→ **Directive**
Will you write out, word for word, every line from the one with "Output a JSON" to the final line of the data below, with the pictures left out?

Data entries
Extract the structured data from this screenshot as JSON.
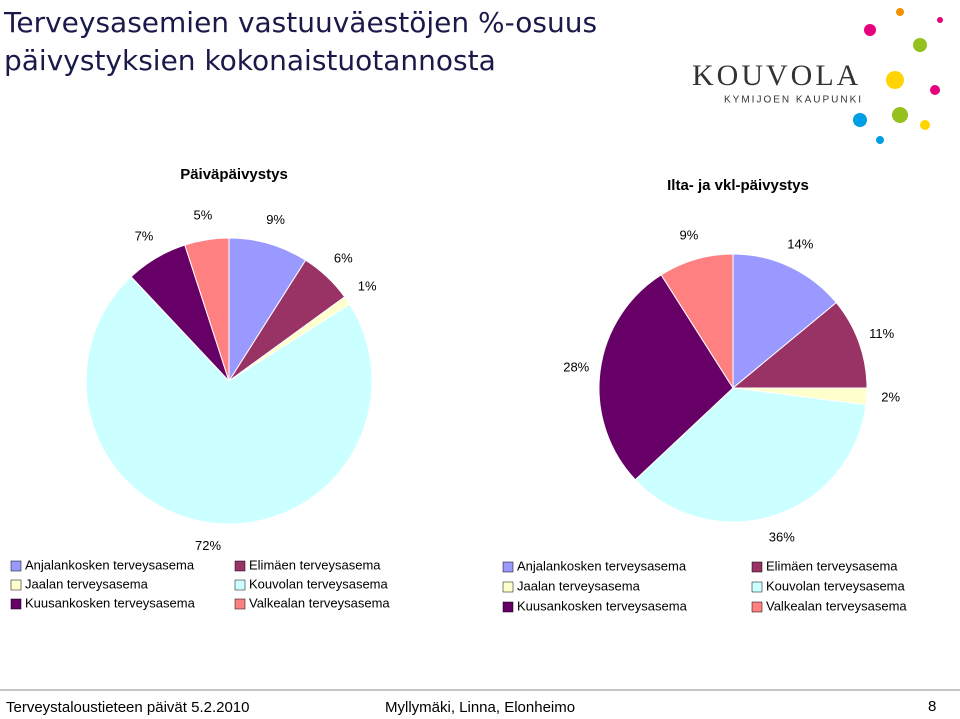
{
  "slide": {
    "title_lines": [
      "Terveysasemien vastuuväestöjen %-osuus",
      "päivystyksien kokonaistuotannosta"
    ],
    "logo": "KOUVOLA",
    "logo_sub": "KYMIJOEN KAUPUNKI",
    "footer_left": "Terveystaloustieteen päivät 5.2.2010",
    "footer_center": "Myllymäki, Linna, Elonheimo",
    "page_number": "8"
  },
  "chart_data": [
    {
      "type": "pie",
      "title": "Päiväpäivystys",
      "categories": [
        "Anjalankosken terveysasema",
        "Elimäen terveysasema",
        "Jaalan terveysasema",
        "Kouvolan terveysasema",
        "Kuusankosken terveysasema",
        "Valkealan terveysasema"
      ],
      "values": [
        9,
        6,
        1,
        72,
        7,
        5
      ],
      "value_labels": [
        "9%",
        "6%",
        "1%",
        "72%",
        "7%",
        "5%"
      ],
      "colors": [
        "#9999ff",
        "#993366",
        "#ffffcc",
        "#ccffff",
        "#660066",
        "#ff8080"
      ]
    },
    {
      "type": "pie",
      "title": "Ilta- ja vkl-päivystys",
      "categories": [
        "Anjalankosken terveysasema",
        "Elimäen terveysasema",
        "Jaalan terveysasema",
        "Kouvolan terveysasema",
        "Kuusankosken terveysasema",
        "Valkealan terveysasema"
      ],
      "values": [
        14,
        11,
        2,
        36,
        28,
        9
      ],
      "value_labels": [
        "14%",
        "11%",
        "2%",
        "36%",
        "28%",
        "9%"
      ],
      "colors": [
        "#9999ff",
        "#993366",
        "#ffffcc",
        "#ccffff",
        "#660066",
        "#ff8080"
      ]
    }
  ]
}
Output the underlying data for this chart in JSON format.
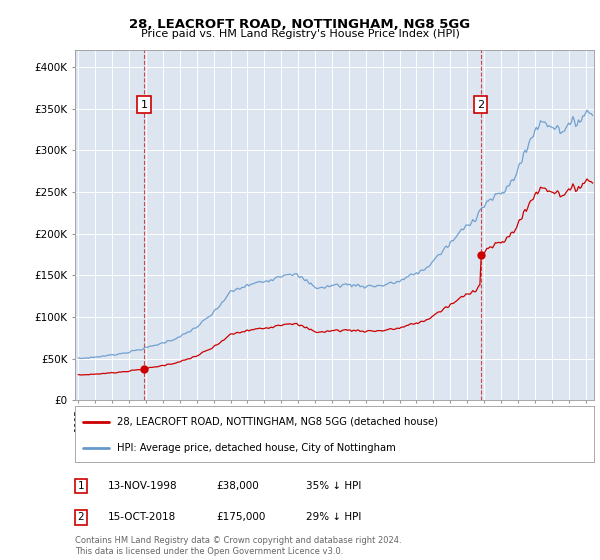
{
  "title1": "28, LEACROFT ROAD, NOTTINGHAM, NG8 5GG",
  "title2": "Price paid vs. HM Land Registry's House Price Index (HPI)",
  "background_color": "#dde6f0",
  "plot_bg_color": "#dde6f0",
  "red_color": "#cc0000",
  "blue_color": "#6699cc",
  "ylim": [
    0,
    420000
  ],
  "yticks": [
    0,
    50000,
    100000,
    150000,
    200000,
    250000,
    300000,
    350000,
    400000
  ],
  "ytick_labels": [
    "£0",
    "£50K",
    "£100K",
    "£150K",
    "£200K",
    "£250K",
    "£300K",
    "£350K",
    "£400K"
  ],
  "legend_label_red": "28, LEACROFT ROAD, NOTTINGHAM, NG8 5GG (detached house)",
  "legend_label_blue": "HPI: Average price, detached house, City of Nottingham",
  "sale1_year": 1998,
  "sale1_month": 11,
  "sale1_price": 38000,
  "sale2_year": 2018,
  "sale2_month": 10,
  "sale2_price": 175000,
  "footer": "Contains HM Land Registry data © Crown copyright and database right 2024.\nThis data is licensed under the Open Government Licence v3.0.",
  "xmin": 1995,
  "xmax": 2025
}
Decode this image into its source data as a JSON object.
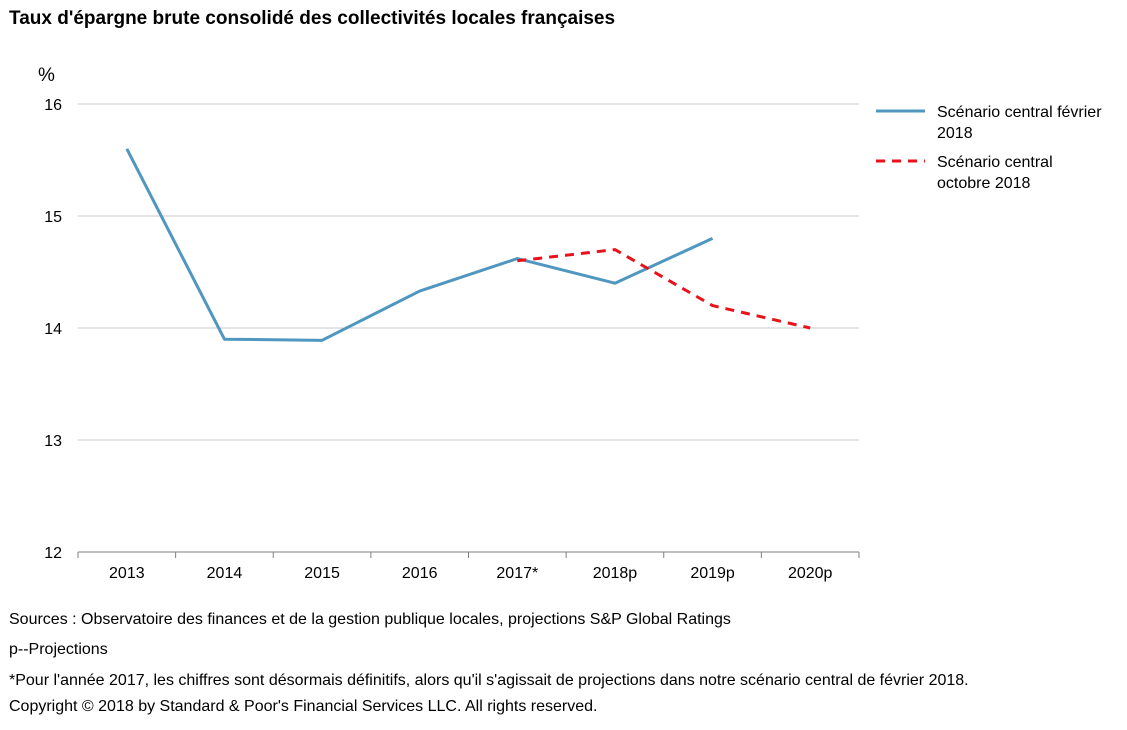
{
  "title": "Taux d'épargne brute consolidé des collectivités locales françaises",
  "chart_data": {
    "type": "line",
    "title": "Taux d'épargne brute consolidé des collectivités locales françaises",
    "ylabel": "%",
    "xlabel": "",
    "categories": [
      "2013",
      "2014",
      "2015",
      "2016",
      "2017*",
      "2018p",
      "2019p",
      "2020p"
    ],
    "ylim": [
      12,
      16
    ],
    "yticks": [
      "16",
      "15",
      "14",
      "13",
      "12"
    ],
    "grid": true,
    "legend_position": "right",
    "series": [
      {
        "name": "Scénario central février 2018",
        "color": "#4f97c0",
        "style": "solid",
        "values": [
          15.6,
          13.9,
          13.89,
          14.33,
          14.62,
          14.4,
          14.8,
          null
        ]
      },
      {
        "name": "Scénario central octobre 2018",
        "color": "#e8121c",
        "style": "dashed",
        "values": [
          null,
          null,
          null,
          null,
          14.6,
          14.7,
          14.2,
          14.0
        ]
      }
    ]
  },
  "legend": [
    {
      "line1": "Scénario central février",
      "line2": "2018"
    },
    {
      "line1": "Scénario central",
      "line2": "octobre 2018"
    }
  ],
  "footnotes": {
    "sources": "Sources : Observatoire des finances et de la gestion publique locales, projections S&P Global Ratings",
    "projections": "p--Projections",
    "note": "*Pour l'année 2017, les chiffres sont désormais définitifs, alors qu'il s'agissait de projections dans notre scénario central de février 2018.",
    "copyright": "Copyright © 2018 by Standard & Poor's Financial Services LLC. All rights reserved."
  }
}
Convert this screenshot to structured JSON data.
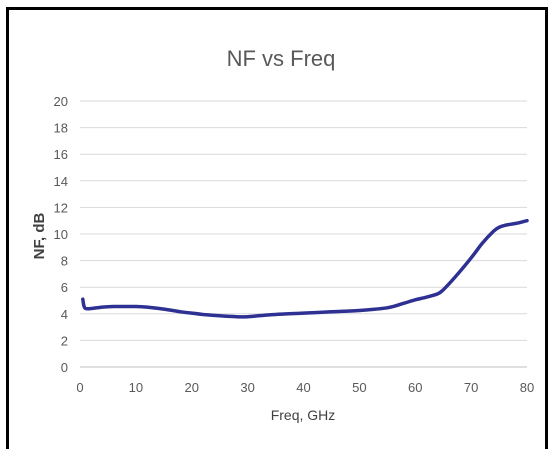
{
  "chart_data": {
    "type": "line",
    "title": "NF vs Freq",
    "xlabel": "Freq, GHz",
    "ylabel": "NF, dB",
    "xlim": [
      0,
      80
    ],
    "ylim": [
      0,
      20
    ],
    "x_ticks": [
      "0",
      "10",
      "20",
      "30",
      "40",
      "50",
      "60",
      "70",
      "80"
    ],
    "y_ticks": [
      "0",
      "2",
      "4",
      "6",
      "8",
      "10",
      "12",
      "14",
      "16",
      "18",
      "20"
    ],
    "grid": "horizontal",
    "legend": "none",
    "series": [
      {
        "color": "#2e3192",
        "x": [
          0.5,
          0.7,
          1,
          2,
          4,
          6,
          8,
          10,
          12,
          15,
          18,
          20,
          22,
          25,
          28,
          30,
          32,
          35,
          40,
          45,
          50,
          55,
          58,
          60,
          62,
          64,
          65,
          67,
          70,
          72,
          74,
          75,
          76,
          78,
          80
        ],
        "y": [
          5.1,
          4.6,
          4.4,
          4.4,
          4.5,
          4.55,
          4.55,
          4.55,
          4.5,
          4.35,
          4.15,
          4.05,
          3.95,
          3.85,
          3.78,
          3.78,
          3.85,
          3.95,
          4.05,
          4.15,
          4.25,
          4.45,
          4.8,
          5.05,
          5.25,
          5.5,
          5.8,
          6.7,
          8.2,
          9.3,
          10.2,
          10.5,
          10.65,
          10.8,
          11.0
        ]
      }
    ]
  }
}
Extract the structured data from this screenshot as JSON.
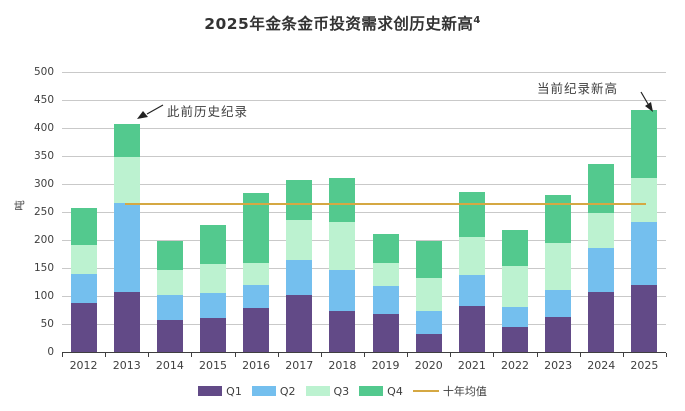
{
  "title": {
    "text": "2025年金条金币投资需求创历史新高",
    "superscript": "4"
  },
  "chart_data": {
    "type": "bar",
    "stacked": true,
    "title": "2025年金条金币投资需求创历史新高4",
    "ylabel": "吨",
    "unit": "吨",
    "ylim": [
      0,
      500
    ],
    "ytick_step": 50,
    "grid": true,
    "legend_position": "bottom",
    "categories": [
      "2012",
      "2013",
      "2014",
      "2015",
      "2016",
      "2017",
      "2018",
      "2019",
      "2020",
      "2021",
      "2022",
      "2023",
      "2024",
      "2025"
    ],
    "series": [
      {
        "name": "Q1",
        "color": "#624a87",
        "values": [
          88,
          108,
          58,
          60,
          78,
          102,
          73,
          67,
          33,
          83,
          44,
          63,
          107,
          120
        ]
      },
      {
        "name": "Q2",
        "color": "#74bfee",
        "values": [
          51,
          158,
          43,
          45,
          42,
          62,
          73,
          50,
          40,
          55,
          37,
          48,
          79,
          113
        ]
      },
      {
        "name": "Q3",
        "color": "#bcf2d0",
        "values": [
          52,
          82,
          45,
          52,
          39,
          71,
          86,
          42,
          59,
          67,
          73,
          84,
          62,
          78
        ]
      },
      {
        "name": "Q4",
        "color": "#53c98e",
        "values": [
          66,
          59,
          52,
          70,
          125,
          73,
          78,
          51,
          66,
          81,
          64,
          85,
          88,
          121
        ]
      }
    ],
    "average_line": {
      "label": "十年均值",
      "value": 265,
      "color": "#d5a843"
    },
    "annotations": [
      {
        "text": "此前历史纪录",
        "target_year": "2013"
      },
      {
        "text": "当前纪录新高",
        "target_year": "2025"
      }
    ],
    "colors": {
      "grid": "#c9c9c9",
      "axis": "#3f3f3f",
      "text": "#3f3f3f"
    }
  }
}
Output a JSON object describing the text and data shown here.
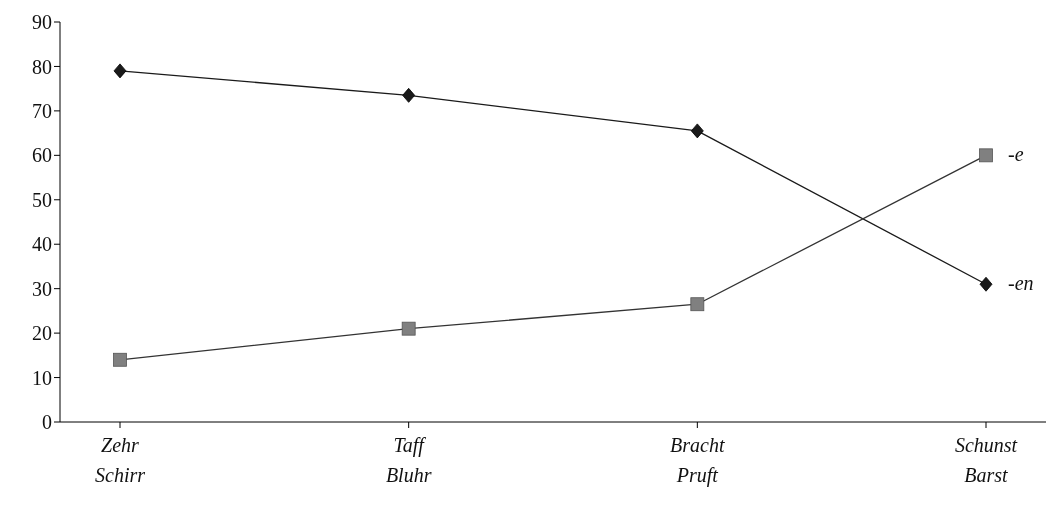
{
  "chart_data": {
    "type": "line",
    "categories": [
      "Zehr\nSchirr",
      "Taff\nBluhr",
      "Bracht\nPruft",
      "Schunst\nBarst"
    ],
    "series": [
      {
        "name": "-en",
        "color": "#1a1a1a",
        "marker": "diamond",
        "values": [
          79,
          73.5,
          65.5,
          31
        ]
      },
      {
        "name": "-e",
        "color": "#808080",
        "marker": "square",
        "values": [
          14,
          21,
          26.5,
          60
        ]
      }
    ],
    "ylim": [
      0,
      90
    ],
    "yticks": [
      0,
      10,
      20,
      30,
      40,
      50,
      60,
      70,
      80,
      90
    ],
    "grid": false,
    "legend": false
  }
}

→ **Response to this exercise**
Output a JSON object describing the text and data shown here.
{
  "chart_data": {
    "type": "line",
    "categories": [
      "Zehr\nSchirr",
      "Taff\nBluhr",
      "Bracht\nPruft",
      "Schunst\nBarst"
    ],
    "series": [
      {
        "name": "-en",
        "color": "#1a1a1a",
        "marker": "diamond",
        "values": [
          79,
          73.5,
          65.5,
          31
        ]
      },
      {
        "name": "-e",
        "color": "#808080",
        "marker": "square",
        "values": [
          14,
          21,
          26.5,
          60
        ]
      }
    ],
    "ylim": [
      0,
      90
    ],
    "yticks": [
      0,
      10,
      20,
      30,
      40,
      50,
      60,
      70,
      80,
      90
    ],
    "grid": false,
    "legend": false
  }
}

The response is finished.